= EXERCISE INSTRUCTIONS =
Note each line that includes the word "παιδείας". Copy those lines.
#####
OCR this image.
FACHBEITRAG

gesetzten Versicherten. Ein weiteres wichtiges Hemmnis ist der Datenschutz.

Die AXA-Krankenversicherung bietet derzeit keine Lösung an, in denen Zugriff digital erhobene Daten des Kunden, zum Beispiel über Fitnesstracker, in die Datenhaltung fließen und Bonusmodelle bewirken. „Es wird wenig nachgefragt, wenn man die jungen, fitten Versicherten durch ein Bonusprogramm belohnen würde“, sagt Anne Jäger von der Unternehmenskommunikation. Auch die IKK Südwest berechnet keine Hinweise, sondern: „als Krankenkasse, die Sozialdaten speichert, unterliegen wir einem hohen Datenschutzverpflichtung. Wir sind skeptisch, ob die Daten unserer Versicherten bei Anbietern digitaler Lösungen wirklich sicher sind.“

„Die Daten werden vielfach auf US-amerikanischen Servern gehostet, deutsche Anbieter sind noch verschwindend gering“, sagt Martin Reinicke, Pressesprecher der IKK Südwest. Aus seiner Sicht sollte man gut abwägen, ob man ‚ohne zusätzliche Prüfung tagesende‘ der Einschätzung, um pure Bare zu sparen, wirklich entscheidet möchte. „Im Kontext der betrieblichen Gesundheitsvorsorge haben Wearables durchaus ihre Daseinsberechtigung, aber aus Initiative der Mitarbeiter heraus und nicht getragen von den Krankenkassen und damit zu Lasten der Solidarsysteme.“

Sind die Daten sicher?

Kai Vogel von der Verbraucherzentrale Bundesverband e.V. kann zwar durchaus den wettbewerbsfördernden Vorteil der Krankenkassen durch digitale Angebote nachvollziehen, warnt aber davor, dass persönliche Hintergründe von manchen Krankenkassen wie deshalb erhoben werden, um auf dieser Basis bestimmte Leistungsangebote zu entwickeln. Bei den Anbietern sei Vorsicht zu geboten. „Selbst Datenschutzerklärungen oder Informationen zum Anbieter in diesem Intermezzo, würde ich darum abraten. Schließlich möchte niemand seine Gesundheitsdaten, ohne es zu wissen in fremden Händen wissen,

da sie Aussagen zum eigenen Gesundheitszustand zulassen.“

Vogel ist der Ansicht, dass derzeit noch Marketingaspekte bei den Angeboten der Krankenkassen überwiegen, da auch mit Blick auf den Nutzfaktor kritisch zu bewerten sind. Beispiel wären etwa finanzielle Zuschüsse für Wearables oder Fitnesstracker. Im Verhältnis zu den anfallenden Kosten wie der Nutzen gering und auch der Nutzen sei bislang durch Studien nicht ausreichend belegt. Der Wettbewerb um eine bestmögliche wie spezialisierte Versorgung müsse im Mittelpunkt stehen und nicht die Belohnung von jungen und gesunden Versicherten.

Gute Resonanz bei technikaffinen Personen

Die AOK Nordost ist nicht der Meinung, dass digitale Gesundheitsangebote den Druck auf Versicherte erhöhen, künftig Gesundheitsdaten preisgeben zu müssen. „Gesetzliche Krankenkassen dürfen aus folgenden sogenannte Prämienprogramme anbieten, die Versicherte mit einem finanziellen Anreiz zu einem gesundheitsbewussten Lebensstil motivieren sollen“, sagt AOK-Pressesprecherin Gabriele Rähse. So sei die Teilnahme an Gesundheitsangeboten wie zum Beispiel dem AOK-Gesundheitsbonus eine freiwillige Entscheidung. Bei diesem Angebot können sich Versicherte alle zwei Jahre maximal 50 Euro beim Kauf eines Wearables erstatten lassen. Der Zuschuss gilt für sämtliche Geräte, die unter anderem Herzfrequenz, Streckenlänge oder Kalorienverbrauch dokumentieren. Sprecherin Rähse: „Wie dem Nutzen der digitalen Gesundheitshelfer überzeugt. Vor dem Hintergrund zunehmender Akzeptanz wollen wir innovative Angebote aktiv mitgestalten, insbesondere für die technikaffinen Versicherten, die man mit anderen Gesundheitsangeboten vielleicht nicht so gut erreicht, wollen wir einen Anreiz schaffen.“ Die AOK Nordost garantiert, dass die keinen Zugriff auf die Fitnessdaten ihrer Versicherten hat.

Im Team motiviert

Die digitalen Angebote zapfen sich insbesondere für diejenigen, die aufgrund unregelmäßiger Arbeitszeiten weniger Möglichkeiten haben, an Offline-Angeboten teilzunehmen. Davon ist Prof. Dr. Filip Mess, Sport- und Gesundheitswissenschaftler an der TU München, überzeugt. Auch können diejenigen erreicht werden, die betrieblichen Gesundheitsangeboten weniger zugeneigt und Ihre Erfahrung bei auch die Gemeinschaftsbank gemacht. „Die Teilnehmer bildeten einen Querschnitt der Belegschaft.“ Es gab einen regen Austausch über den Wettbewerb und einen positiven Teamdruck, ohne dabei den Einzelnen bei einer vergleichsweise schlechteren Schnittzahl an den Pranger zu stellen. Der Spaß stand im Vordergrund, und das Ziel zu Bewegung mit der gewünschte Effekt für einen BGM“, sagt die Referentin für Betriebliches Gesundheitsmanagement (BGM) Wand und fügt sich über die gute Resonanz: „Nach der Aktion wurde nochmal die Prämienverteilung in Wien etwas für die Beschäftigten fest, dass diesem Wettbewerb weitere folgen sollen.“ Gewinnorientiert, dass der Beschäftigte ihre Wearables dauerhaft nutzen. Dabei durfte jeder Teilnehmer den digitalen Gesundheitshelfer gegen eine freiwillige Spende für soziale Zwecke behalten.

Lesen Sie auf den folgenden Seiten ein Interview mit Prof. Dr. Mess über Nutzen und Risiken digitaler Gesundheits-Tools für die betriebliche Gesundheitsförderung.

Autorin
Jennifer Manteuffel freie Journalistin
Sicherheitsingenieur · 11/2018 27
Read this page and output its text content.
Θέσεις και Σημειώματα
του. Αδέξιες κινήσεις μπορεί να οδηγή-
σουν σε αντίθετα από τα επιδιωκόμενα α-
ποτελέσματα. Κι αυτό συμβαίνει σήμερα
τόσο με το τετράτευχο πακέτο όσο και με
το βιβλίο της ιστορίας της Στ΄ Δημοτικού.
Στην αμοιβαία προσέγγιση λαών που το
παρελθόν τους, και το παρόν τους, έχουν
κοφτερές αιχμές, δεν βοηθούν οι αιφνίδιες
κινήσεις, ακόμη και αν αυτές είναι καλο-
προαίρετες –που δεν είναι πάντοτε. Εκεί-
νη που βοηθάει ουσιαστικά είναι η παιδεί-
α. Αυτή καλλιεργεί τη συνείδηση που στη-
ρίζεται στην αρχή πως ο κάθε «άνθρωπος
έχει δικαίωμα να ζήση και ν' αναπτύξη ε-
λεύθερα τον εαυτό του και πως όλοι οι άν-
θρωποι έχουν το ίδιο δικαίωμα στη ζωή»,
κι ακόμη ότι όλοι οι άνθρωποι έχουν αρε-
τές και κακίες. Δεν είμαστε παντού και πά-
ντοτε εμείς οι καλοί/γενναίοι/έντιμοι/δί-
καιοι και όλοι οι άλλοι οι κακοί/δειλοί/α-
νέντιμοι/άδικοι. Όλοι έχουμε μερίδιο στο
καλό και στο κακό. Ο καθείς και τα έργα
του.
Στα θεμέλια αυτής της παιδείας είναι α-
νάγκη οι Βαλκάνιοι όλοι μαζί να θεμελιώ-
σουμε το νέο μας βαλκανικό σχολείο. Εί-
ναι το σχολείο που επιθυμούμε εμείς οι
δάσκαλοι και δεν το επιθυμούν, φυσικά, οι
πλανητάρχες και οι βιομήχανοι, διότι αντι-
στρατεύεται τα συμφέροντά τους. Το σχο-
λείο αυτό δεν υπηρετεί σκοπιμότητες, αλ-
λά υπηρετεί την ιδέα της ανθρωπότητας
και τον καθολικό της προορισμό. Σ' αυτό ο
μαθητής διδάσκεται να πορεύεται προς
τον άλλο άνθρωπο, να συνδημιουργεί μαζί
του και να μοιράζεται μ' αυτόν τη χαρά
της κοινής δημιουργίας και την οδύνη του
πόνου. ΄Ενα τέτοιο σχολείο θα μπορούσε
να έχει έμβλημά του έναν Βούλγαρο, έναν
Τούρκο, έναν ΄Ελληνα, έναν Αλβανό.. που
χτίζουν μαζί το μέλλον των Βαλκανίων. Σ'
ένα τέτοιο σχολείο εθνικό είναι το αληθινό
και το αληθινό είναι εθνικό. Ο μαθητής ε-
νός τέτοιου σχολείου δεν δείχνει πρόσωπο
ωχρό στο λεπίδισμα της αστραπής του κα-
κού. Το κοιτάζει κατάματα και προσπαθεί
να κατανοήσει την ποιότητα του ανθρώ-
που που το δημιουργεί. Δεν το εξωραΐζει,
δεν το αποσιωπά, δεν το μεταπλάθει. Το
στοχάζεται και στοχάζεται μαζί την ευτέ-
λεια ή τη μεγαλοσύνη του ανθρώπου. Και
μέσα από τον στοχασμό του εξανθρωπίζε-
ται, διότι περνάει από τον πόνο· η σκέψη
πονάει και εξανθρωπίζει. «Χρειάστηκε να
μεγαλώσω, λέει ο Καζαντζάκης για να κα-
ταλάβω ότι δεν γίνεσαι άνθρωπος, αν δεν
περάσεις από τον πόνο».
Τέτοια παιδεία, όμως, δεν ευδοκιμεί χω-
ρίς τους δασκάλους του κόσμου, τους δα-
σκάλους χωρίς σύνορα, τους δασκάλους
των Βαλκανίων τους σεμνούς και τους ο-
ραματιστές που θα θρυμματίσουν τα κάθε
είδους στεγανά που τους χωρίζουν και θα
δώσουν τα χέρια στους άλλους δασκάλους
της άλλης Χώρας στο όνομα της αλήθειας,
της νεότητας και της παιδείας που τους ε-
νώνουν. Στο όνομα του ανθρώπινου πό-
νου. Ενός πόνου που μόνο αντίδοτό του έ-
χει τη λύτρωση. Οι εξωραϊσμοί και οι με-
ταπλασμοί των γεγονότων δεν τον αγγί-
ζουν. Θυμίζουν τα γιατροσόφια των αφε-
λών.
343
#####
= RESULT OF THIS EXERCISE =
Στα θεμέλια αυτής της παιδείας είναι α-
της νεότητας και της παιδείας που τους ε-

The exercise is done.